(Extracted data entries)
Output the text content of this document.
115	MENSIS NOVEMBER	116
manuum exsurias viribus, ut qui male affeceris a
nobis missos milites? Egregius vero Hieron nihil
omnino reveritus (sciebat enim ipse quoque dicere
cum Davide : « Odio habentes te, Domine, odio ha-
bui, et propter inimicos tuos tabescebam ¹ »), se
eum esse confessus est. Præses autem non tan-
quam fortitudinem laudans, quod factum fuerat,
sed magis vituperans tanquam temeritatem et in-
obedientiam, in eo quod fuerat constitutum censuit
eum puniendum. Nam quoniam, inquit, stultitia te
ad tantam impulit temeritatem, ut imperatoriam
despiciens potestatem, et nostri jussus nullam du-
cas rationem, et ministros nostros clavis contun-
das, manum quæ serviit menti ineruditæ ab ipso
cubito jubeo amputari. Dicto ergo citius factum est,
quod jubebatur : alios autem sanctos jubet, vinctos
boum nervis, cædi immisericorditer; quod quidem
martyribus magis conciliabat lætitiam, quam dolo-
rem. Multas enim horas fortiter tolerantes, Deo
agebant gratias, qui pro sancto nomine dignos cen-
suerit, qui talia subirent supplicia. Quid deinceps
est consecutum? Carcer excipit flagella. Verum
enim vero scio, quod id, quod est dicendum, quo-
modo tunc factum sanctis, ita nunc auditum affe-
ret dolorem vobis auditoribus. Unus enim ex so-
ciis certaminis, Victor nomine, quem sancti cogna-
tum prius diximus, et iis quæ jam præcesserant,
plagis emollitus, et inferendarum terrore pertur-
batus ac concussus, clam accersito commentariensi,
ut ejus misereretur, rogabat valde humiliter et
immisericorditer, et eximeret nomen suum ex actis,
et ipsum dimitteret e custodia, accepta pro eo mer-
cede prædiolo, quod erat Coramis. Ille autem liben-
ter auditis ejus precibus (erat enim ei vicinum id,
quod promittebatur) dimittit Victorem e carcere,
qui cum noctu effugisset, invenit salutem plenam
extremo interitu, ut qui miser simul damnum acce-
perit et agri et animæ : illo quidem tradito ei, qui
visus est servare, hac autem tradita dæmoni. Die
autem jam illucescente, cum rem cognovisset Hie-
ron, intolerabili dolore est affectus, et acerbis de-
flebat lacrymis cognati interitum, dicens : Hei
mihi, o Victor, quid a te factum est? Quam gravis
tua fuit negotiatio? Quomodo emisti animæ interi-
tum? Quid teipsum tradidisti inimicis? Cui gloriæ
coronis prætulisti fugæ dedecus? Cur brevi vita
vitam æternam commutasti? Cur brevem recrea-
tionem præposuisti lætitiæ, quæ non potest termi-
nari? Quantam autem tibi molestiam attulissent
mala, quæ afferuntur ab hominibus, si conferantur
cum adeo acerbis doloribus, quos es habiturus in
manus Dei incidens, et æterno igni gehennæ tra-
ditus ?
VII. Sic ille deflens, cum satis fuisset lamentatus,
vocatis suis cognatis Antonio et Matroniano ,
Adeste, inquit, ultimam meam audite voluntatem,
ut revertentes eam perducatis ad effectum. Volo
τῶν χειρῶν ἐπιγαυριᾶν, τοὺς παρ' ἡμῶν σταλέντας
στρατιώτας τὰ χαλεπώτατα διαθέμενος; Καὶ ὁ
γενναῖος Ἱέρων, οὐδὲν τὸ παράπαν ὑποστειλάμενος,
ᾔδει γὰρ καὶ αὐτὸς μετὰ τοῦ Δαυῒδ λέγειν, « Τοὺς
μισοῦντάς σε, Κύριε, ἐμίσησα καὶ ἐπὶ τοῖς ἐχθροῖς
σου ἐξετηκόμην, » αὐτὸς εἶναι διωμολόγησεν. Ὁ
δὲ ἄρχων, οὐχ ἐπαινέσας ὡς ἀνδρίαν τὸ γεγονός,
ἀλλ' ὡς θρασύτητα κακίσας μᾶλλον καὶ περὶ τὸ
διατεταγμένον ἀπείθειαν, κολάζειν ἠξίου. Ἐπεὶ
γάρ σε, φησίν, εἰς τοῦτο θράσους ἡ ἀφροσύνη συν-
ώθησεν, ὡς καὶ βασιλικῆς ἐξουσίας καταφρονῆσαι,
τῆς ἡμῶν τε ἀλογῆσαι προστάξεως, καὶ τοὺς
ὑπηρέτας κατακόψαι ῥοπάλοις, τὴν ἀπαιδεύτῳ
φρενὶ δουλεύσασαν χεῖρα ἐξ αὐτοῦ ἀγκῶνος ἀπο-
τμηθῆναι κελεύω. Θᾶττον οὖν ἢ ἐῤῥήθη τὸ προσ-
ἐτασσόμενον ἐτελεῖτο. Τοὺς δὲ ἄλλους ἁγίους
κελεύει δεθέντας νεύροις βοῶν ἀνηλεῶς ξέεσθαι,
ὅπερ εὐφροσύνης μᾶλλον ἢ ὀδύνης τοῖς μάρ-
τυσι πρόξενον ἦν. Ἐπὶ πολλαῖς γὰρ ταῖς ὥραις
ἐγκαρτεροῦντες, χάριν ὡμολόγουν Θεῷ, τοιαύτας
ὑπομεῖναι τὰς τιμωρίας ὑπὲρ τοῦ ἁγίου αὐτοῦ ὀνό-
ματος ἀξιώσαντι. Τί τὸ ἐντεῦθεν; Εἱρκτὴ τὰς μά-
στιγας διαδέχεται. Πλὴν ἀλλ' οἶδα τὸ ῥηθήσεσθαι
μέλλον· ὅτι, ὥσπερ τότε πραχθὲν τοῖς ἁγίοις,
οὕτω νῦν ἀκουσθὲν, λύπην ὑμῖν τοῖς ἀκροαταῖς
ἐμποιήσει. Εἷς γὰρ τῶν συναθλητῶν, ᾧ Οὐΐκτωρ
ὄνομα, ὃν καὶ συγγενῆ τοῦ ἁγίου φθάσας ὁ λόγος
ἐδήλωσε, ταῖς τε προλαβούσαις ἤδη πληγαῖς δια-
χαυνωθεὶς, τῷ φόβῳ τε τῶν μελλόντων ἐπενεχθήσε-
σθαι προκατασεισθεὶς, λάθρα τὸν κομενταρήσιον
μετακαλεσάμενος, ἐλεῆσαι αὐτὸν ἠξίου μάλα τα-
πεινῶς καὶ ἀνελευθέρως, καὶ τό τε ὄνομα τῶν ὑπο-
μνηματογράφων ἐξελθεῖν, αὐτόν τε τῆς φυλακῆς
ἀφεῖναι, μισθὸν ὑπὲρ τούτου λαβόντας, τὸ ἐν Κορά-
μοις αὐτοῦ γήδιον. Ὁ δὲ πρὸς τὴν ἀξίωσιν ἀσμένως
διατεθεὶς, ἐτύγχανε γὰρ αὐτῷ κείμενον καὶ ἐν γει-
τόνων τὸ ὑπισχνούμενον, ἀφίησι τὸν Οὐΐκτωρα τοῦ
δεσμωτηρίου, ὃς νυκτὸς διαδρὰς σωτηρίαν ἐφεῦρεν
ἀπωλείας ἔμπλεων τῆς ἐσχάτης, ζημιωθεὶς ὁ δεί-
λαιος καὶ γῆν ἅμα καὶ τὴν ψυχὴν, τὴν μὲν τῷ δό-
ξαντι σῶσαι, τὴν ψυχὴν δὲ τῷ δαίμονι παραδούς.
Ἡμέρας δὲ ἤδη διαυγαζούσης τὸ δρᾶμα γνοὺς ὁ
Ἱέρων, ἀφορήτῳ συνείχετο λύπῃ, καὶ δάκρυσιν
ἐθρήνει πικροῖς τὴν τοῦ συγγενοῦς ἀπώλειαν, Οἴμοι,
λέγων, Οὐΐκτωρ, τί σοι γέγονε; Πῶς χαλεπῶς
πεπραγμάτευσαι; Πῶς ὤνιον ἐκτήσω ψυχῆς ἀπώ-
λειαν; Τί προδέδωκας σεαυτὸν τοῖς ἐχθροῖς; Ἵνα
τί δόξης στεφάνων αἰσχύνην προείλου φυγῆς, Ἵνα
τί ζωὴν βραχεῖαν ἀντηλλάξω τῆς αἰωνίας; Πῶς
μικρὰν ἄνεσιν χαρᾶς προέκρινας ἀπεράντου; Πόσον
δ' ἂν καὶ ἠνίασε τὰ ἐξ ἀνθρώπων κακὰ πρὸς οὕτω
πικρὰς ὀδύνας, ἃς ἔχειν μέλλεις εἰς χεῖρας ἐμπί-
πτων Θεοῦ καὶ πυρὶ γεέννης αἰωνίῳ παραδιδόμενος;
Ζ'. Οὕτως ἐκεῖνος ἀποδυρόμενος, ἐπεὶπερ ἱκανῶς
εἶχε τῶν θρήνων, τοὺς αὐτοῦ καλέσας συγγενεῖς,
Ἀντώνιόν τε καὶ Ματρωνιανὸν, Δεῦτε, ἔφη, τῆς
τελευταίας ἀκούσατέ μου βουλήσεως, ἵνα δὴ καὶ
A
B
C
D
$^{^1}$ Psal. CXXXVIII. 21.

**WHAT IS BEING ASKED**
From the entries above, copy out every line where the string "ἡμῶν" appears.

**THE COMPLETED TASK**
τῶν χειρῶν ἐπιγαυριᾶν, τοὺς παρ' ἡμῶν σταλέντας
τῆς ἡμῶν τε ἀλογῆσαι προστάξεως, καὶ τοὺς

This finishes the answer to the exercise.